→ Exercise goal
Give the number of lines below that contain the word "Update", and nothing else.

→ Data shown

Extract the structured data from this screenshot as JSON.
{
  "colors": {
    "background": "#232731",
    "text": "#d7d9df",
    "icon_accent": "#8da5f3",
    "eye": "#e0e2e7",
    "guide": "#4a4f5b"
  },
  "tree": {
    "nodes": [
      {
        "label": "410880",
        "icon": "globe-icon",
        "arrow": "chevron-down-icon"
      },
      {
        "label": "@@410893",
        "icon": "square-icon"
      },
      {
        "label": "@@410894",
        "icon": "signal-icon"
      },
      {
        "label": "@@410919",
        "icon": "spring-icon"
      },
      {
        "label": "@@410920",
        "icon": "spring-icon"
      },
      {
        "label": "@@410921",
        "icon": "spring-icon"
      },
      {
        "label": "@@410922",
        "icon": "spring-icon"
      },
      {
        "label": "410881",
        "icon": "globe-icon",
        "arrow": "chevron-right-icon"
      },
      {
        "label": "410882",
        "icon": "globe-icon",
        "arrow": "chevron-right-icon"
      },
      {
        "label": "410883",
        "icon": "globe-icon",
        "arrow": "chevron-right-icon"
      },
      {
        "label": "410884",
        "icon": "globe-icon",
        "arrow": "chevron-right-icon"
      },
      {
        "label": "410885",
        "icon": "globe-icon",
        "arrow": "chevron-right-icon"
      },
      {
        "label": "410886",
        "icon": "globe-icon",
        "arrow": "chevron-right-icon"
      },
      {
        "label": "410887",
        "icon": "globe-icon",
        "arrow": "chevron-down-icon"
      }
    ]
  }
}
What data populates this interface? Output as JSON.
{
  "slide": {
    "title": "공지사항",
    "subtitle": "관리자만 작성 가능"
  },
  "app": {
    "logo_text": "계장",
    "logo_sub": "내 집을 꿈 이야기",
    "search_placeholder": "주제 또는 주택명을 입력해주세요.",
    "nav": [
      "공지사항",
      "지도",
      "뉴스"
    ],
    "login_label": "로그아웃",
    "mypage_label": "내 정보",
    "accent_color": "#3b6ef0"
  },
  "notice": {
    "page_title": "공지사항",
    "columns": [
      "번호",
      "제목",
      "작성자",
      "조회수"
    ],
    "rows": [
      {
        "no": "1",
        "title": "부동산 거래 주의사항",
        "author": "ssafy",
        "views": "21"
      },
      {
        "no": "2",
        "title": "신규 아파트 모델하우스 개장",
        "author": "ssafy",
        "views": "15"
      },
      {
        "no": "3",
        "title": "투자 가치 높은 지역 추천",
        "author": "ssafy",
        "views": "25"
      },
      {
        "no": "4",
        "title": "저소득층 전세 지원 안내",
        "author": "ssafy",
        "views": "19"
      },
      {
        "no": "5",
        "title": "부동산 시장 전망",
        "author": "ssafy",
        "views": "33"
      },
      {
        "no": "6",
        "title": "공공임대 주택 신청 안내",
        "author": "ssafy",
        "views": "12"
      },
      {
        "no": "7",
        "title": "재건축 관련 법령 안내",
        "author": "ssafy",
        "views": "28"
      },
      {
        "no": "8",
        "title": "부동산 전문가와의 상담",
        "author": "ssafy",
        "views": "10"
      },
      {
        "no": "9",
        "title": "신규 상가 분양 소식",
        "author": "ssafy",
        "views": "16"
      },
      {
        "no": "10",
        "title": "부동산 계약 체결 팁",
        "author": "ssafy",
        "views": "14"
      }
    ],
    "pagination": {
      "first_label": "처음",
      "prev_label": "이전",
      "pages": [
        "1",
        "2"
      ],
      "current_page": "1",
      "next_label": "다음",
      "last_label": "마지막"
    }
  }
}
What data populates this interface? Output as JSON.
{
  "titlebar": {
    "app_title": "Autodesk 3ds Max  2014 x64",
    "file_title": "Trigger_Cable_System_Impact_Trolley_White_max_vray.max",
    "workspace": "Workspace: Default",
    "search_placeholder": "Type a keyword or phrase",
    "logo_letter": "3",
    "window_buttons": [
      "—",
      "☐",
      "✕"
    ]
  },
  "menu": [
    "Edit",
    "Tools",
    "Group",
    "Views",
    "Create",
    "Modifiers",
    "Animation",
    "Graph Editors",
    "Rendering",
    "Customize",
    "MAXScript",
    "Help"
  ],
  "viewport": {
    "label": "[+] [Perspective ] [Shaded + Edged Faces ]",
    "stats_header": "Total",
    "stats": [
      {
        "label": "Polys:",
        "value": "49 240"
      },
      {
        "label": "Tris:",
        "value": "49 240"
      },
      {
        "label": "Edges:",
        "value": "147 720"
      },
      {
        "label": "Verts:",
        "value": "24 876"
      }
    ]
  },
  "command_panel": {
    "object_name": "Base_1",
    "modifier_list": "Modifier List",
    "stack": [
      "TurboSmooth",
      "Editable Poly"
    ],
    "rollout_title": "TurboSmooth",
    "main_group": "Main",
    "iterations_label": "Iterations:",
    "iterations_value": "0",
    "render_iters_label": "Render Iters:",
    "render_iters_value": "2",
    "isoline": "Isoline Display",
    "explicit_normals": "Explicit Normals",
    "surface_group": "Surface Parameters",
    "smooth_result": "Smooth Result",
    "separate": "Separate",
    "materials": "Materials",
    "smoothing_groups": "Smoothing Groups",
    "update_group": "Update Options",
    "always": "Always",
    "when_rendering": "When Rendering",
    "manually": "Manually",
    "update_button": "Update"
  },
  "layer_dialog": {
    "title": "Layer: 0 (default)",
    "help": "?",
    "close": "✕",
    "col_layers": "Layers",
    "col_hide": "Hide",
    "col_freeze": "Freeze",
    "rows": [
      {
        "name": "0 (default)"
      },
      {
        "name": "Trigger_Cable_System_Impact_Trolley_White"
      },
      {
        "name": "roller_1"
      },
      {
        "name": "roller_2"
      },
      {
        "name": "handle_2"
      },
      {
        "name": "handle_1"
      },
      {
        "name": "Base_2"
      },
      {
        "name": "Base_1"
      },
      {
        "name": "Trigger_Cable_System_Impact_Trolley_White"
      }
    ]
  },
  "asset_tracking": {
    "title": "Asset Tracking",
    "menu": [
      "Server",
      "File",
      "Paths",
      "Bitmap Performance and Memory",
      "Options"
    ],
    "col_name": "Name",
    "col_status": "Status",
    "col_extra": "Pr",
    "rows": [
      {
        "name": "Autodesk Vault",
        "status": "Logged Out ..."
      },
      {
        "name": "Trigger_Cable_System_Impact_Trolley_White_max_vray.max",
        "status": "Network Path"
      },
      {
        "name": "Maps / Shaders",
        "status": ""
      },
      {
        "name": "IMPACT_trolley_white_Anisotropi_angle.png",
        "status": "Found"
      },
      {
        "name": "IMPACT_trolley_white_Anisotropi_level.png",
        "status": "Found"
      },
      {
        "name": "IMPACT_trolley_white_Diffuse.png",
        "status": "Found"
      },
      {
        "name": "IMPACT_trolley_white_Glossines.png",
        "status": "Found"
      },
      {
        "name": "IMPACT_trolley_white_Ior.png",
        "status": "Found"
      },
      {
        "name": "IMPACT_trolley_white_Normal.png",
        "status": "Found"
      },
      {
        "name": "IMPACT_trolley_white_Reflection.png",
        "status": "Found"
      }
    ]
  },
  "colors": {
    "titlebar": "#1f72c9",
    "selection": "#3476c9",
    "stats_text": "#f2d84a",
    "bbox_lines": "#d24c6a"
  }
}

→ Answer to this problem
2